▶ Source records
* * * *
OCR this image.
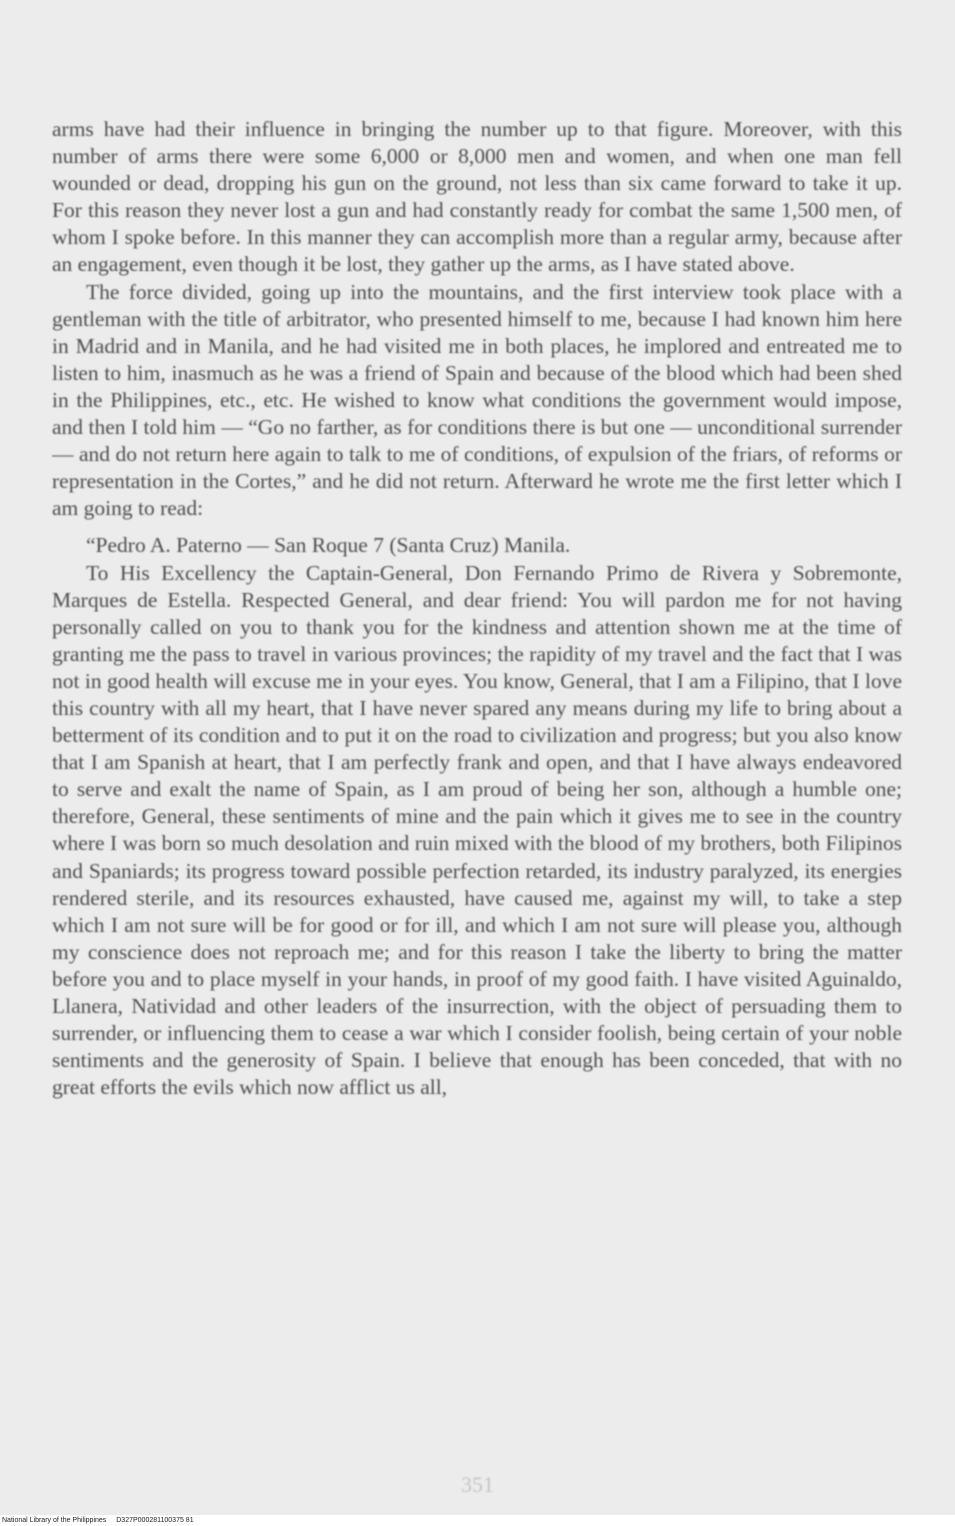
arms have had their influence in bringing the number up to that figure. Moreover, with this number of arms there were some 6,000 or 8,000 men and women, and when one man fell wounded or dead, dropping his gun on the ground, not less than six came forward to take it up. For this reason they never lost a gun and had constantly ready for combat the same 1,500 men, of whom I spoke before. In this manner they can accomplish more than a regular army, because after an engagement, even though it be lost, they gather up the arms, as I have stated above.

The force divided, going up into the mountains, and the first interview took place with a gentleman with the title of arbitrator, who presented himself to me, because I had known him here in Madrid and in Manila, and he had visited me in both places, he implored and entreated me to listen to him, inasmuch as he was a friend of Spain and because of the blood which had been shed in the Philippines, etc., etc. He wished to know what conditions the government would impose, and then I told him — “Go no farther, as for conditions there is but one — unconditional surrender — and do not return here again to talk to me of conditions, of expulsion of the friars, of reforms or representation in the Cortes,” and he did not return. Afterward he wrote me the first letter which I am going to read:

“Pedro A. Paterno — San Roque 7 (Santa Cruz) Manila.

To His Excellency the Captain-General, Don Fernando Primo de Rivera y Sobremonte, Marques de Estella. Respected General, and dear friend: You will pardon me for not having personally called on you to thank you for the kindness and attention shown me at the time of granting me the pass to travel in various provinces; the rapidity of my travel and the fact that I was not in good health will excuse me in your eyes. You know, General, that I am a Filipino, that I love this country with all my heart, that I have never spared any means during my life to bring about a betterment of its condition and to put it on the road to civilization and progress; but you also know that I am Spanish at heart, that I am perfectly frank and open, and that I have always endeavored to serve and exalt the name of Spain, as I am proud of being her son, although a humble one; therefore, General, these sentiments of mine and the pain which it gives me to see in the country where I was born so much desolation and ruin mixed with the blood of my brothers, both Filipinos and Spaniards; its progress toward possible perfection retarded, its industry paralyzed, its energies rendered sterile, and its resources exhausted, have caused me, against my will, to take a step which I am not sure will be for good or for ill, and which I am not sure will please you, although my conscience does not reproach me; and for this reason I take the liberty to bring the matter before you and to place myself in your hands, in proof of my good faith. I have visited Aguinaldo, Llanera, Natividad and other leaders of the insurrection, with the object of persuading them to surrender, or influencing them to cease a war which I consider foolish, being certain of your noble sentiments and the generosity of Spain. I believe that enough has been conceded, that with no great efforts the evils which now afflict us all,

351
National Library of the Philippines D327P000281100375 81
* * * *
▶ Description of the task
Repeat all of the data above word for word, minus the pictures.

▶ Correct result
OCR this image.
arms have had their influence in bringing the number up to that figure. Moreover, with this number of arms there were some 6,000 or 8,000 men and women, and when one man fell wounded or dead, dropping his gun on the ground, not less than six came forward to take it up. For this reason they never lost a gun and had constantly ready for combat the same 1,500 men, of whom I spoke before. In this manner they can accomplish more than a regular army, because after an engagement, even though it be lost, they gather up the arms, as I have stated above.

The force divided, going up into the mountains, and the first interview took place with a gentleman with the title of arbitrator, who presented himself to me, because I had known him here in Madrid and in Manila, and he had visited me in both places, he implored and entreated me to listen to him, inasmuch as he was a friend of Spain and because of the blood which had been shed in the Philippines, etc., etc. He wished to know what conditions the government would impose, and then I told him — “Go no farther, as for conditions there is but one — unconditional surrender — and do not return here again to talk to me of conditions, of expulsion of the friars, of reforms or representation in the Cortes,” and he did not return. Afterward he wrote me the first letter which I am going to read:

“Pedro A. Paterno — San Roque 7 (Santa Cruz) Manila.

To His Excellency the Captain-General, Don Fernando Primo de Rivera y Sobremonte, Marques de Estella. Respected General, and dear friend: You will pardon me for not having personally called on you to thank you for the kindness and attention shown me at the time of granting me the pass to travel in various provinces; the rapidity of my travel and the fact that I was not in good health will excuse me in your eyes. You know, General, that I am a Filipino, that I love this country with all my heart, that I have never spared any means during my life to bring about a betterment of its condition and to put it on the road to civilization and progress; but you also know that I am Spanish at heart, that I am perfectly frank and open, and that I have always endeavored to serve and exalt the name of Spain, as I am proud of being her son, although a humble one; therefore, General, these sentiments of mine and the pain which it gives me to see in the country where I was born so much desolation and ruin mixed with the blood of my brothers, both Filipinos and Spaniards; its progress toward possible perfection retarded, its industry paralyzed, its energies rendered sterile, and its resources exhausted, have caused me, against my will, to take a step which I am not sure will be for good or for ill, and which I am not sure will please you, although my conscience does not reproach me; and for this reason I take the liberty to bring the matter before you and to place myself in your hands, in proof of my good faith. I have visited Aguinaldo, Llanera, Natividad and other leaders of the insurrection, with the object of persuading them to surrender, or influencing them to cease a war which I consider foolish, being certain of your noble sentiments and the generosity of Spain. I believe that enough has been conceded, that with no great efforts the evils which now afflict us all,

351
National Library of the Philippines D327P000281100375 81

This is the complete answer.